━━━ Information shown

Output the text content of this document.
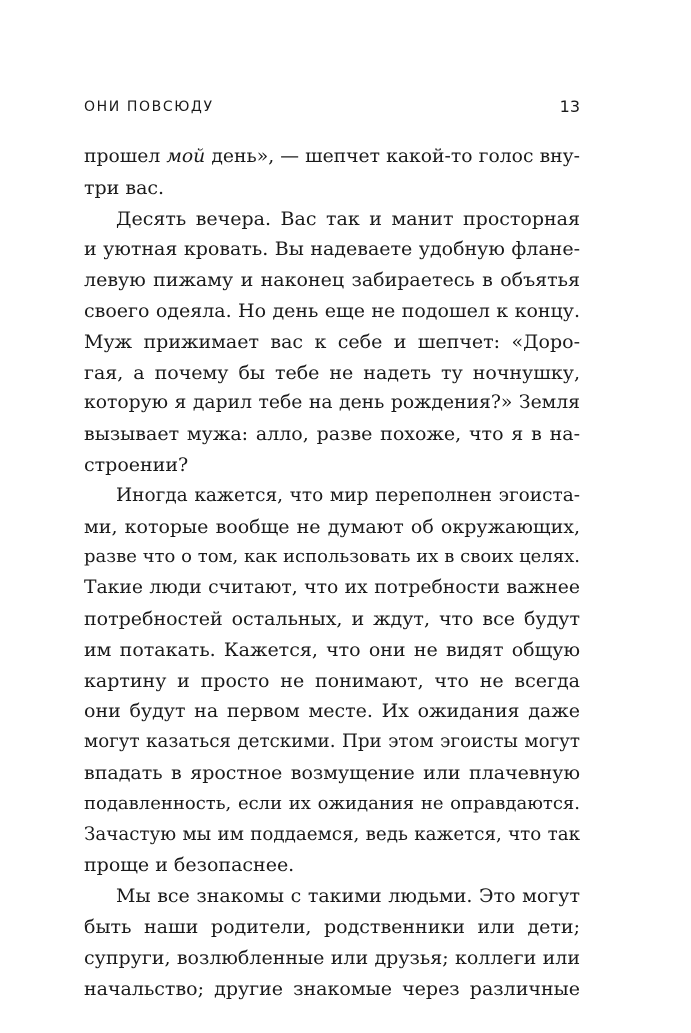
ОНИ ПОВСЮДУ	13
прошел мой день», — шепчет какой-то голос вну-
три вас.
Десять вечера. Вас так и манит просторная
и уютная кровать. Вы надеваете удобную флане-
левую пижаму и наконец забираетесь в объятья
своего одеяла. Но день еще не подошел к концу.
Муж прижимает вас к себе и шепчет: «Доро-
гая, а почему бы тебе не надеть ту ночнушку,
которую я дарил тебе на день рождения?» Земля
вызывает мужа: алло, разве похоже, что я в на-
строении?
Иногда кажется, что мир переполнен эгоиста-
ми, которые вообще не думают об окружающих,
разве что о том, как использовать их в своих целях.
Такие люди считают, что их потребности важнее
потребностей остальных, и ждут, что все будут
им потакать. Кажется, что они не видят общую
картину и просто не понимают, что не всегда
они будут на первом месте. Их ожидания даже
могут казаться детскими. При этом эгоисты могут
впадать в яростное возмущение или плачевную
подавленность, если их ожидания не оправдаются.
Зачастую мы им поддаемся, ведь кажется, что так
проще и безопаснее.
Мы все знакомы с такими людьми. Это могут
быть наши родители, родственники или дети;
супруги, возлюбленные или друзья; коллеги или
начальство; другие знакомые через различные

━━━━━━

## Your goal
Exclude every picture and copy the remaining data exactly.

## Exercise result
Output the text content of this document.
ОНИ ПОВСЮДУ	13
прошел мой день», — шепчет какой-то голос вну-
три вас.
Десять вечера. Вас так и манит просторная
и уютная кровать. Вы надеваете удобную флане-
левую пижаму и наконец забираетесь в объятья
своего одеяла. Но день еще не подошел к концу.
Муж прижимает вас к себе и шепчет: «Доро-
гая, а почему бы тебе не надеть ту ночнушку,
которую я дарил тебе на день рождения?» Земля
вызывает мужа: алло, разве похоже, что я в на-
строении?
Иногда кажется, что мир переполнен эгоиста-
ми, которые вообще не думают об окружающих,
разве что о том, как использовать их в своих целях.
Такие люди считают, что их потребности важнее
потребностей остальных, и ждут, что все будут
им потакать. Кажется, что они не видят общую
картину и просто не понимают, что не всегда
они будут на первом месте. Их ожидания даже
могут казаться детскими. При этом эгоисты могут
впадать в яростное возмущение или плачевную
подавленность, если их ожидания не оправдаются.
Зачастую мы им поддаемся, ведь кажется, что так
проще и безопаснее.
Мы все знакомы с такими людьми. Это могут
быть наши родители, родственники или дети;
супруги, возлюбленные или друзья; коллеги или
начальство; другие знакомые через различные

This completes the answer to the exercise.